* [Data supplied]:

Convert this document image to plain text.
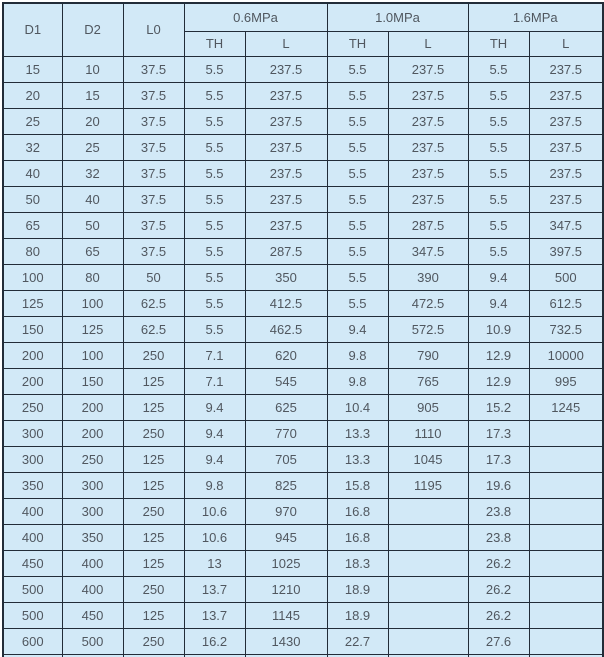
D1	D2	L0	0.6MPa		1.0MPa		1.6MPa	
			TH	L	TH	L	TH	L
15	10	37.5	5.5	237.5	5.5	237.5	5.5	237.5
20	15	37.5	5.5	237.5	5.5	237.5	5.5	237.5
25	20	37.5	5.5	237.5	5.5	237.5	5.5	237.5
32	25	37.5	5.5	237.5	5.5	237.5	5.5	237.5
40	32	37.5	5.5	237.5	5.5	237.5	5.5	237.5
50	40	37.5	5.5	237.5	5.5	237.5	5.5	237.5
65	50	37.5	5.5	237.5	5.5	287.5	5.5	347.5
80	65	37.5	5.5	287.5	5.5	347.5	5.5	397.5
100	80	50	5.5	350	5.5	390	9.4	500
125	100	62.5	5.5	412.5	5.5	472.5	9.4	612.5
150	125	62.5	5.5	462.5	9.4	572.5	10.9	732.5
200	100	250	7.1	620	9.8	790	12.9	10000
200	150	125	7.1	545	9.8	765	12.9	995
250	200	125	9.4	625	10.4	905	15.2	1245
300	200	250	9.4	770	13.3	1110	17.3	
300	250	125	9.4	705	13.3	1045	17.3	
350	300	125	9.8	825	15.8	1195	19.6	
400	300	250	10.6	970	16.8		23.8	
400	350	125	10.6	945	16.8		23.8	
450	400	125	13	1025	18.3		26.2	
500	400	250	13.7	1210	18.9		26.2	
500	450	125	13.7	1145	18.9		26.2	
600	500	250	16.2	1430	22.7		27.6	
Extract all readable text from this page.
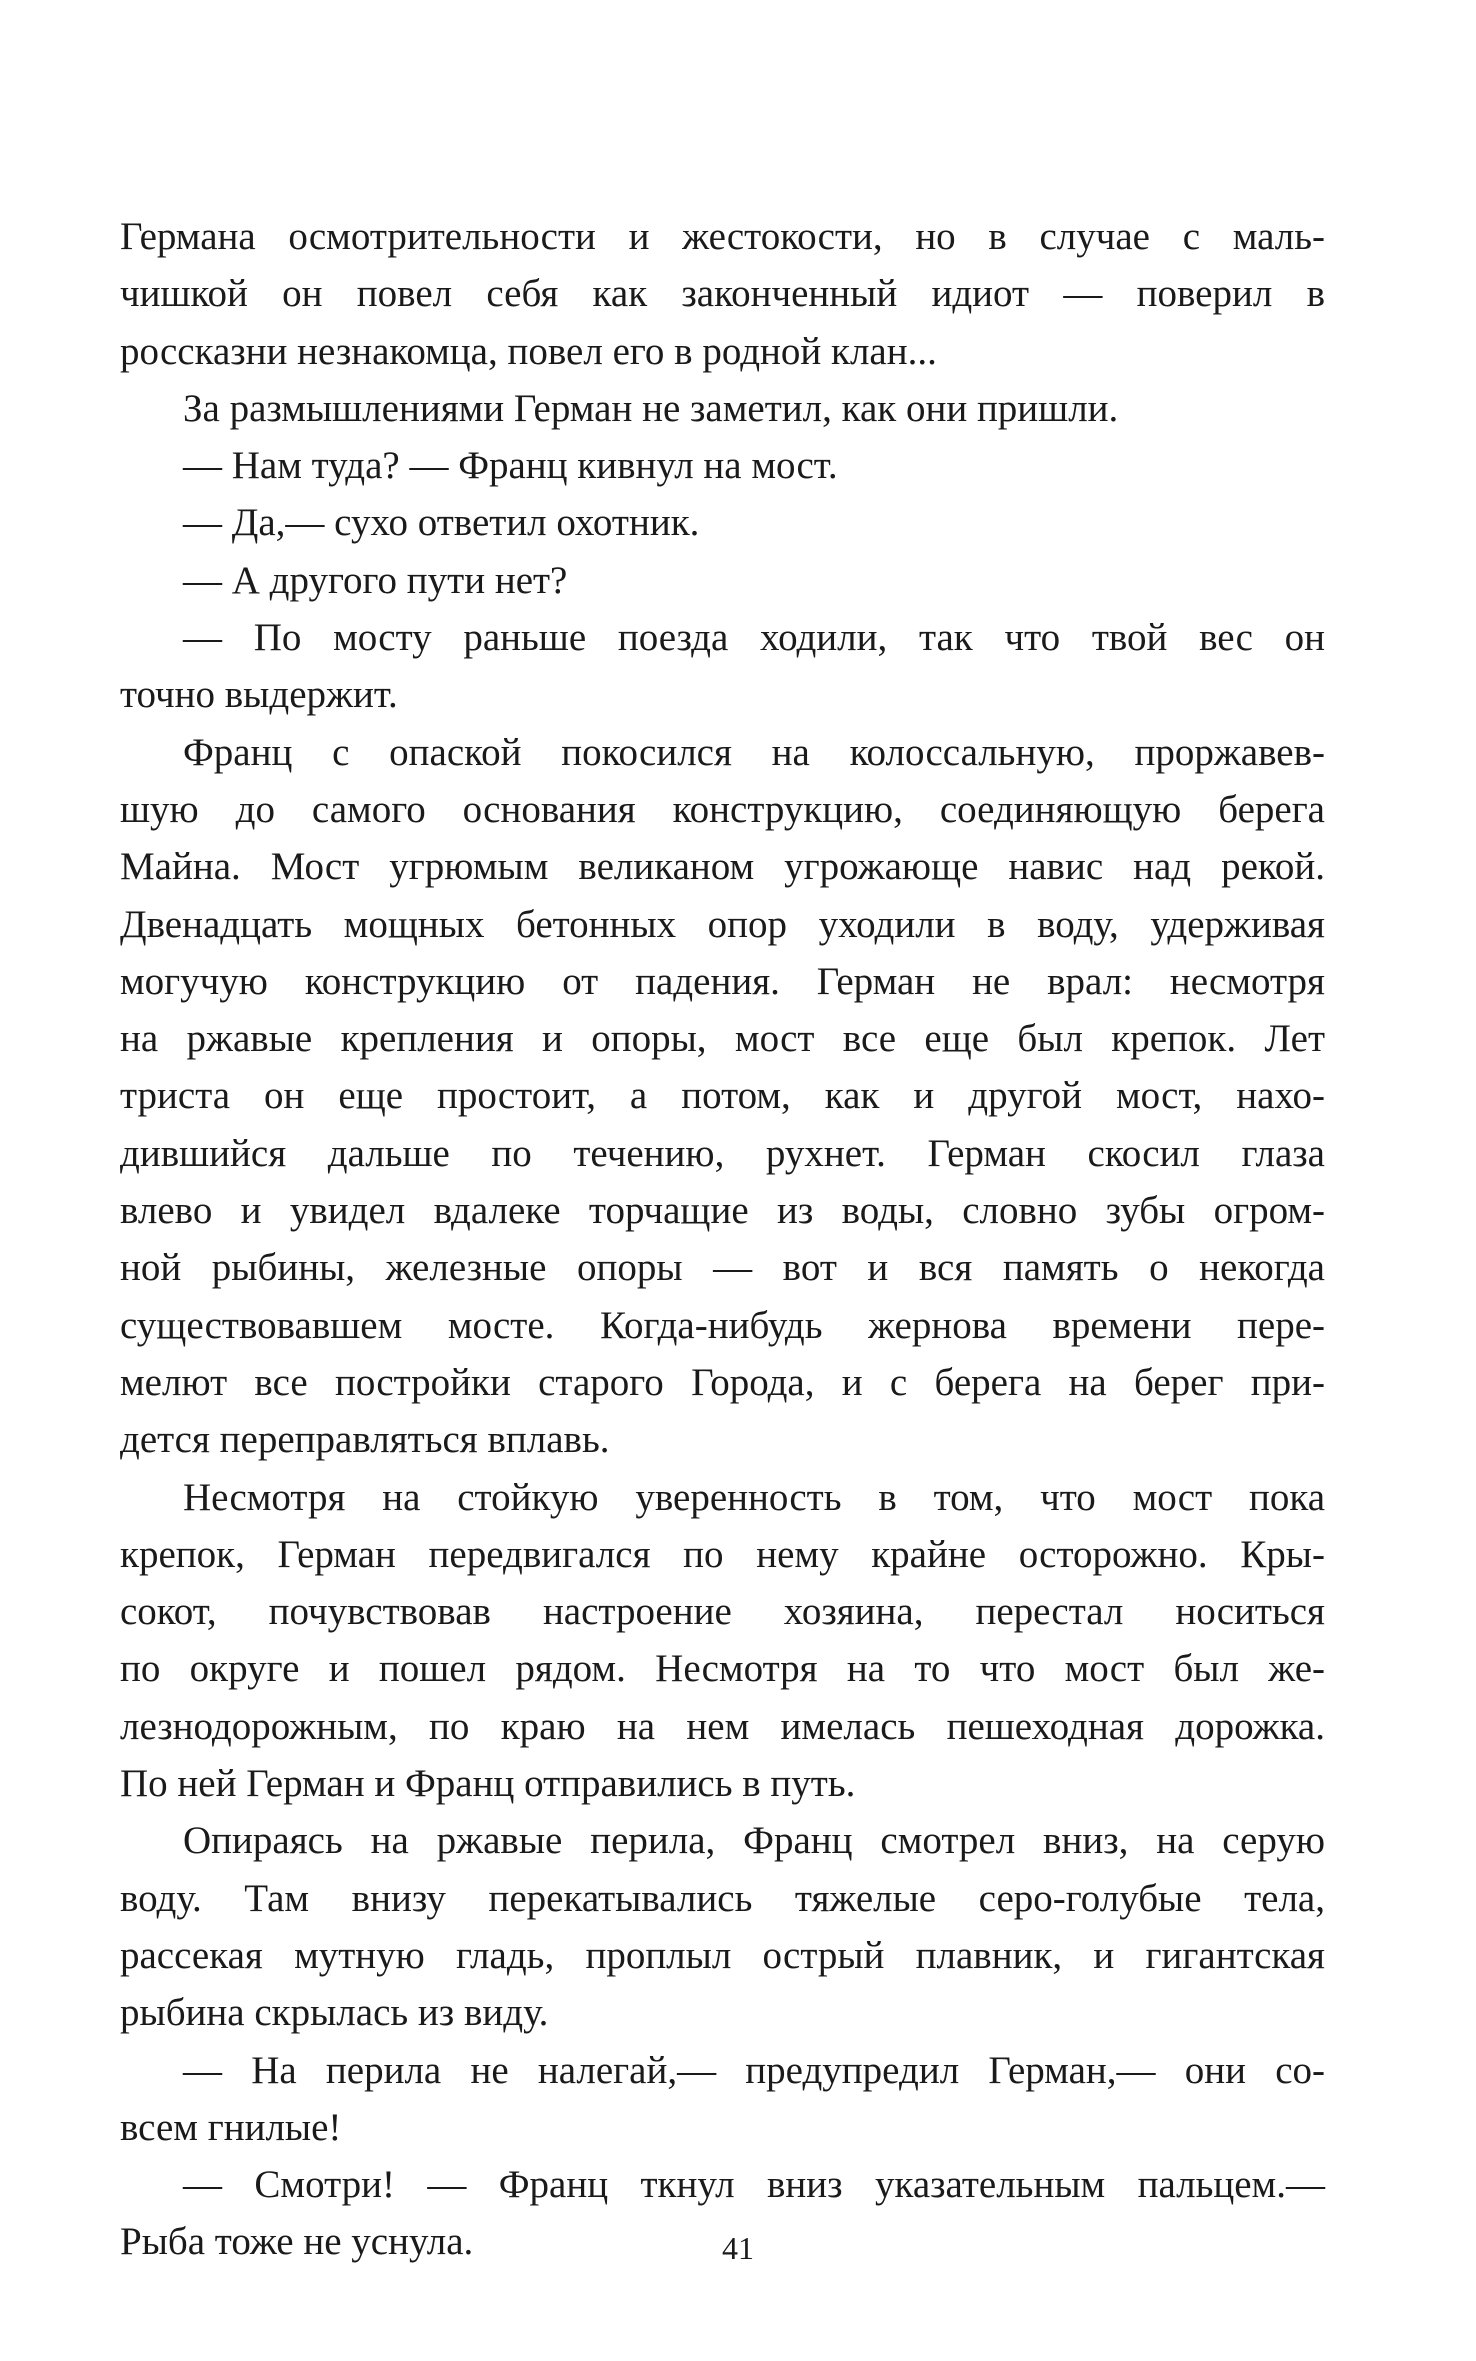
Германа осмотрительности и жестокости, но в случае с маль-
чишкой он повел себя как законченный идиот — поверил в
россказни незнакомца, повел его в родной клан...
За размышлениями Герман не заметил, как они пришли.
— Нам туда? — Франц кивнул на мост.
— Да,— сухо ответил охотник.
— А другого пути нет?
— По мосту раньше поезда ходили, так что твой вес он
точно выдержит.
Франц с опаской покосился на колоссальную, проржавев-
шую до самого основания конструкцию, соединяющую берега
Майна. Мост угрюмым великаном угрожающе навис над рекой.
Двенадцать мощных бетонных опор уходили в воду, удерживая
могучую конструкцию от падения. Герман не врал: несмотря
на ржавые крепления и опоры, мост все еще был крепок. Лет
триста он еще простоит, а потом, как и другой мост, нахо-
дившийся дальше по течению, рухнет. Герман скосил глаза
влево и увидел вдалеке торчащие из воды, словно зубы огром-
ной рыбины, железные опоры — вот и вся память о некогда
существовавшем мосте. Когда-нибудь жернова времени пере-
мелют все постройки старого Города, и с берега на берег при-
дется переправляться вплавь.
Несмотря на стойкую уверенность в том, что мост пока
крепок, Герман передвигался по нему крайне осторожно. Кры-
сокот, почувствовав настроение хозяина, перестал носиться
по округе и пошел рядом. Несмотря на то что мост был же-
лезнодорожным, по краю на нем имелась пешеходная дорожка.
По ней Герман и Франц отправились в путь.
Опираясь на ржавые перила, Франц смотрел вниз, на серую
воду. Там внизу перекатывались тяжелые серо-голубые тела,
рассекая мутную гладь, проплыл острый плавник, и гигантская
рыбина скрылась из виду.
— На перила не налегай,— предупредил Герман,— они со-
всем гнилые!
— Смотри! — Франц ткнул вниз указательным пальцем.—
Рыба тоже не уснула.	41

* [What is asked]: Gather each line of the listing containing the word "this" and show it.

* [Exercise output]:
Convert this document image to plain text.
Extract all readable text from this page.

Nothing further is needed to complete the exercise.